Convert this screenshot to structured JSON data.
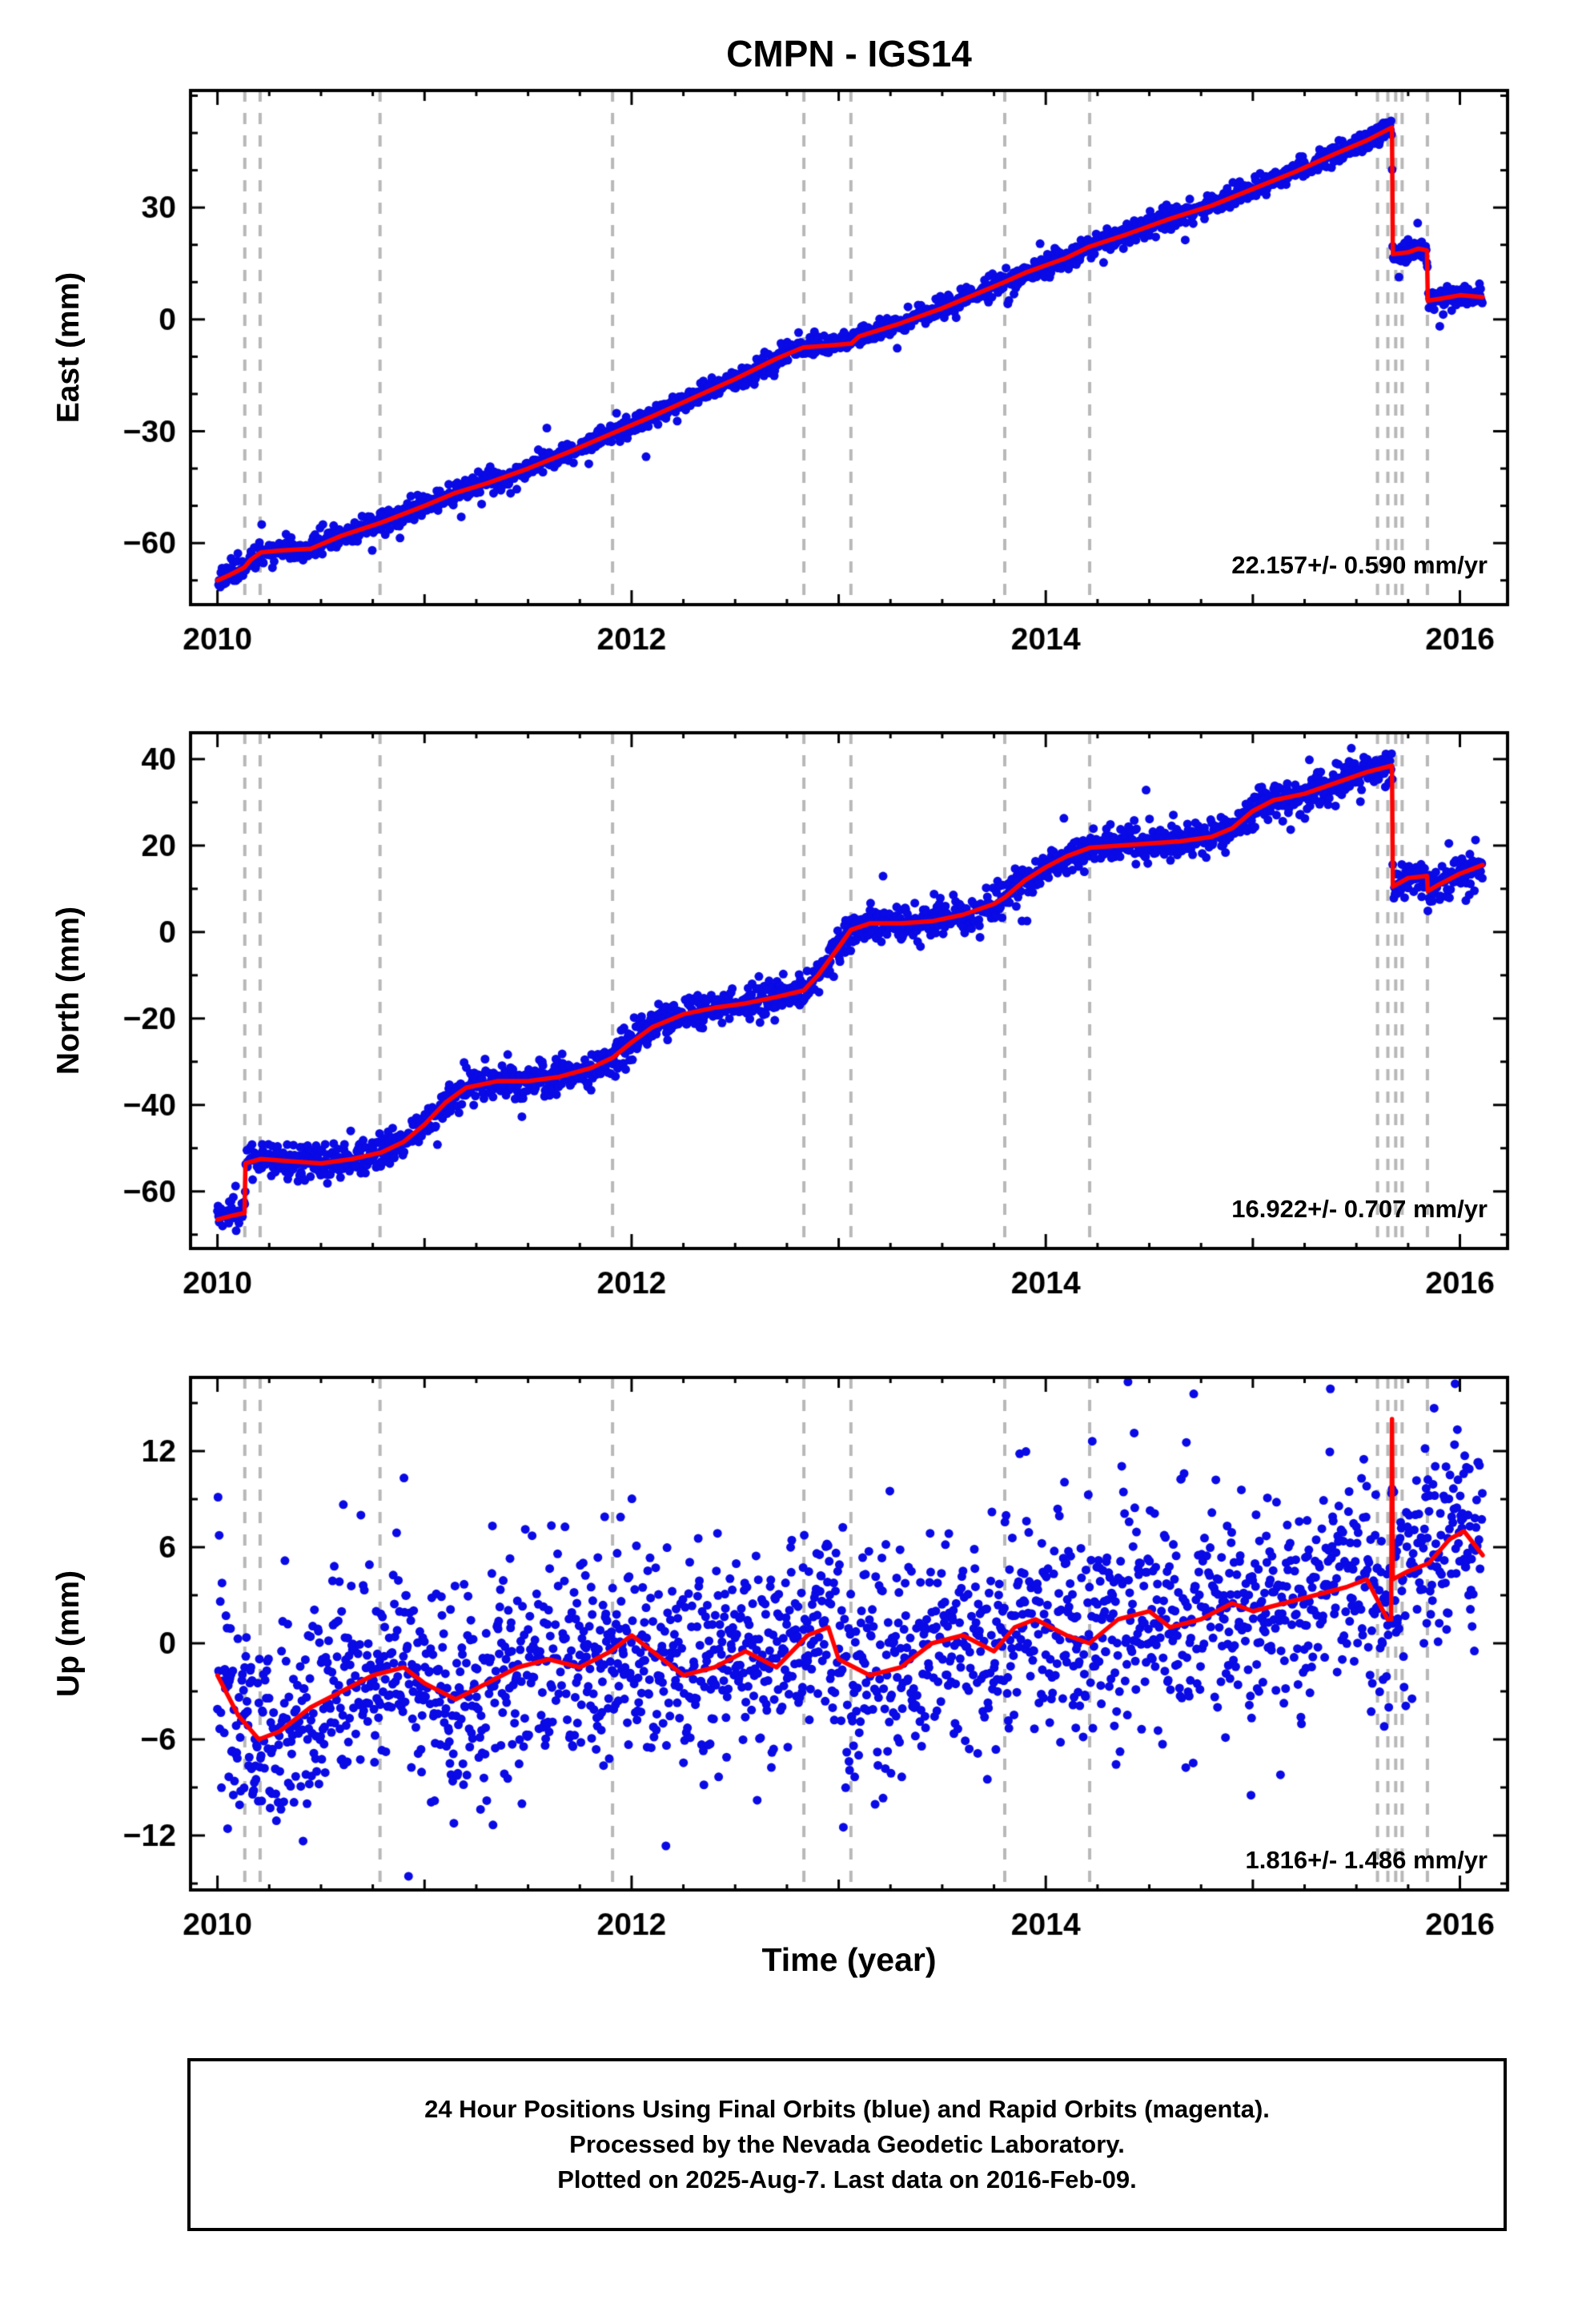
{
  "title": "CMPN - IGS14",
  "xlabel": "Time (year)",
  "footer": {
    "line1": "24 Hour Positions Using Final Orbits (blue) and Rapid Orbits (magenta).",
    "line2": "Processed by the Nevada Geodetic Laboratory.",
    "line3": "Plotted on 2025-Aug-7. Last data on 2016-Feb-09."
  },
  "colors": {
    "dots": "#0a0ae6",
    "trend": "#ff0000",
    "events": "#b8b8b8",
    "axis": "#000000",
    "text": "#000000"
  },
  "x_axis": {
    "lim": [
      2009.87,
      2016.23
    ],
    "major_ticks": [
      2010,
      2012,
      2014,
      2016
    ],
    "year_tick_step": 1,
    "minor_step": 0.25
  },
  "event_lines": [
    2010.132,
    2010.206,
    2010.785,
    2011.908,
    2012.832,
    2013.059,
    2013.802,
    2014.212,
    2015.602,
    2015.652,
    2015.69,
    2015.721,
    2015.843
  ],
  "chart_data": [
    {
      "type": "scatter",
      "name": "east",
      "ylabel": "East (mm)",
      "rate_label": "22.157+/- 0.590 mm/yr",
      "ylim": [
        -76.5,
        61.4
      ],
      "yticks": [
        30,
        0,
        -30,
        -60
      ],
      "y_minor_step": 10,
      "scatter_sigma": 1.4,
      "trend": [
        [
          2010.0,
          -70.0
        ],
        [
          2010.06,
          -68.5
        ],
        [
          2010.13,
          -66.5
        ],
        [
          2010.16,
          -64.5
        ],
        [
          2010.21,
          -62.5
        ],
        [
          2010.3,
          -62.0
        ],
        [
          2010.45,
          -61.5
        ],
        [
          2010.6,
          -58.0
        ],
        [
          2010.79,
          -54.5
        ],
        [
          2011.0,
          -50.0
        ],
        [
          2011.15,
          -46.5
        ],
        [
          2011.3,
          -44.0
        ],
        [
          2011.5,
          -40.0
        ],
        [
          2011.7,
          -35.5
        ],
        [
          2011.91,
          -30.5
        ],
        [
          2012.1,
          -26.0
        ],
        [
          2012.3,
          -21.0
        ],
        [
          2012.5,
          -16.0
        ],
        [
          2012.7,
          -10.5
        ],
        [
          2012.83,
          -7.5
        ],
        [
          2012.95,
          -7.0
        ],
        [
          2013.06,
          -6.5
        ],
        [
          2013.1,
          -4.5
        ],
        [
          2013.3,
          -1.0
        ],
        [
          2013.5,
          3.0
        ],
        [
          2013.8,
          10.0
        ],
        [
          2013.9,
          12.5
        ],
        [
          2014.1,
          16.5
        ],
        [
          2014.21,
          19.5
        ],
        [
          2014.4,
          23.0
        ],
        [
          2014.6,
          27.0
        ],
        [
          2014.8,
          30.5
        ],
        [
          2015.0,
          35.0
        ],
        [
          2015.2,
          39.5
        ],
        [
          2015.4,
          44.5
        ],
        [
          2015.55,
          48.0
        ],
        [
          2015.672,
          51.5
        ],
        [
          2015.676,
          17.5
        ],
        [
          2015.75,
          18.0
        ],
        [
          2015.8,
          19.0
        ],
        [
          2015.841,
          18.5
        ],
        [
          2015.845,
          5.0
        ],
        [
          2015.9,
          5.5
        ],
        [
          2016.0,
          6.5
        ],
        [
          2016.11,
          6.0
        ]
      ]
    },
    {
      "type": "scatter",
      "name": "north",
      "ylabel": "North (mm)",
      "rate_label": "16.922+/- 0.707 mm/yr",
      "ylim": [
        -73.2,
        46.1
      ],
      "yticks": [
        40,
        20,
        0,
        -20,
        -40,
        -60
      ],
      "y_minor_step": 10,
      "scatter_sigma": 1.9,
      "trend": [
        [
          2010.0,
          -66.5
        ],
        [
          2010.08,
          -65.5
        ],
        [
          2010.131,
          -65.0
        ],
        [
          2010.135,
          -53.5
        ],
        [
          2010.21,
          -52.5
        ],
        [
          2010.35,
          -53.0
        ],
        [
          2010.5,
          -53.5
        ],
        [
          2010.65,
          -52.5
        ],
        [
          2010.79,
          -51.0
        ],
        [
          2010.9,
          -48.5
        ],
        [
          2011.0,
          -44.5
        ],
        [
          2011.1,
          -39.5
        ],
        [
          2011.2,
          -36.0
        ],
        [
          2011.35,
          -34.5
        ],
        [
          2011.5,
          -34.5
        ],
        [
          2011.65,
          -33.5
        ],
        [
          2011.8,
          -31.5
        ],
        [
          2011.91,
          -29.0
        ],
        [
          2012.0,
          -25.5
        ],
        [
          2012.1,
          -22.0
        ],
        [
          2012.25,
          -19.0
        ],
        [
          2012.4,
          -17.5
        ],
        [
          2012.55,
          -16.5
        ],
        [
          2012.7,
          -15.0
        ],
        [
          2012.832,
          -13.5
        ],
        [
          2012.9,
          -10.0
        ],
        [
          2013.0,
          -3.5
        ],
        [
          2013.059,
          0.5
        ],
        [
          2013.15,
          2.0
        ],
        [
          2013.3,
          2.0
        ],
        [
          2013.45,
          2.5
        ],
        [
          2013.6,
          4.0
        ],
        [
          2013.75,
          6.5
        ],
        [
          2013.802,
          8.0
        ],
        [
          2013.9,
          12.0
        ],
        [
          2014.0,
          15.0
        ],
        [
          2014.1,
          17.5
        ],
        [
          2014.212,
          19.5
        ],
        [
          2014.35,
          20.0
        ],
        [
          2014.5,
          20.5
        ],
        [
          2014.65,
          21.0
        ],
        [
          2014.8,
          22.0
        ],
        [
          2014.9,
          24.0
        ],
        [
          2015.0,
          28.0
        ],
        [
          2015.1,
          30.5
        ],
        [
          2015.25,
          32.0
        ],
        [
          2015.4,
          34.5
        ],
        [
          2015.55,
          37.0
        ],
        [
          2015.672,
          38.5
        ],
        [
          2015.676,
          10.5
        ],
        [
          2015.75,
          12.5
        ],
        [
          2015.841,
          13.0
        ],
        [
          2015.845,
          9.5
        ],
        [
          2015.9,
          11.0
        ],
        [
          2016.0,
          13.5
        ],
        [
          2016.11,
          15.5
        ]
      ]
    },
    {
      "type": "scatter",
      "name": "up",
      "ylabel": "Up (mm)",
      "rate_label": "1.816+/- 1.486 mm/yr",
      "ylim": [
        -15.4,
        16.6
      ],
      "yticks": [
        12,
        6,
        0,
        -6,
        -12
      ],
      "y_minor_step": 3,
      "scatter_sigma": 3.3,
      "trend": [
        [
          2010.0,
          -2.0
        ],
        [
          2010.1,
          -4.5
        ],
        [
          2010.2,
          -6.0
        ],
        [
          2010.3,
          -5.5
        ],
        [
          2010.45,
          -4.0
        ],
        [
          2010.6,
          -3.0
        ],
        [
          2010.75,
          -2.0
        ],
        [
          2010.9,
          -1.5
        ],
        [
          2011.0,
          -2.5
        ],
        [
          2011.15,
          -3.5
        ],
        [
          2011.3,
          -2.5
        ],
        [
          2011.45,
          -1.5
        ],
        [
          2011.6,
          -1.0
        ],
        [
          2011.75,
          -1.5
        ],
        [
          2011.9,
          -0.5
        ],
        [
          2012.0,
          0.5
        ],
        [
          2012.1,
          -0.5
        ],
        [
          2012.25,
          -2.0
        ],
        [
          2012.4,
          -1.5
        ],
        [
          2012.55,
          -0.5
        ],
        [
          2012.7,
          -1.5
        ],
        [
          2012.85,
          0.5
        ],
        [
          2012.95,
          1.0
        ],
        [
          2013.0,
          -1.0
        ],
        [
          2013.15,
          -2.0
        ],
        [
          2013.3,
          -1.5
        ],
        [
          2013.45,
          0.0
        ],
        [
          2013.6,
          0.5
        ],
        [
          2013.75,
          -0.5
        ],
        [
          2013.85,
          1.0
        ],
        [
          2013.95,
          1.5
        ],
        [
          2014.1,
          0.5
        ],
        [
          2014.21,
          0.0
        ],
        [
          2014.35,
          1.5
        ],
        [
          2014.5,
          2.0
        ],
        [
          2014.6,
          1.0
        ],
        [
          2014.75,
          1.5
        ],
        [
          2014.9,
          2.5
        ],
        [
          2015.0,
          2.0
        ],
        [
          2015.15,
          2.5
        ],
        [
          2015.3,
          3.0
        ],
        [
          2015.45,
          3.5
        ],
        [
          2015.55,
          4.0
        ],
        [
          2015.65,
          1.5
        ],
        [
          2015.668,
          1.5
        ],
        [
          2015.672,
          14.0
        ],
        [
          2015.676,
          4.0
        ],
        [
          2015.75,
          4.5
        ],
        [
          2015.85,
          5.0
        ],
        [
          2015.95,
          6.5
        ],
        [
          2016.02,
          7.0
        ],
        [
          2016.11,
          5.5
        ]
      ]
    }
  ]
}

*What this task involves*: Track down all lines above with the string "ylabel" and copy them.

*Task output*:
      "ylabel": "East (mm)",
      "ylabel": "North (mm)",
      "ylabel": "Up (mm)",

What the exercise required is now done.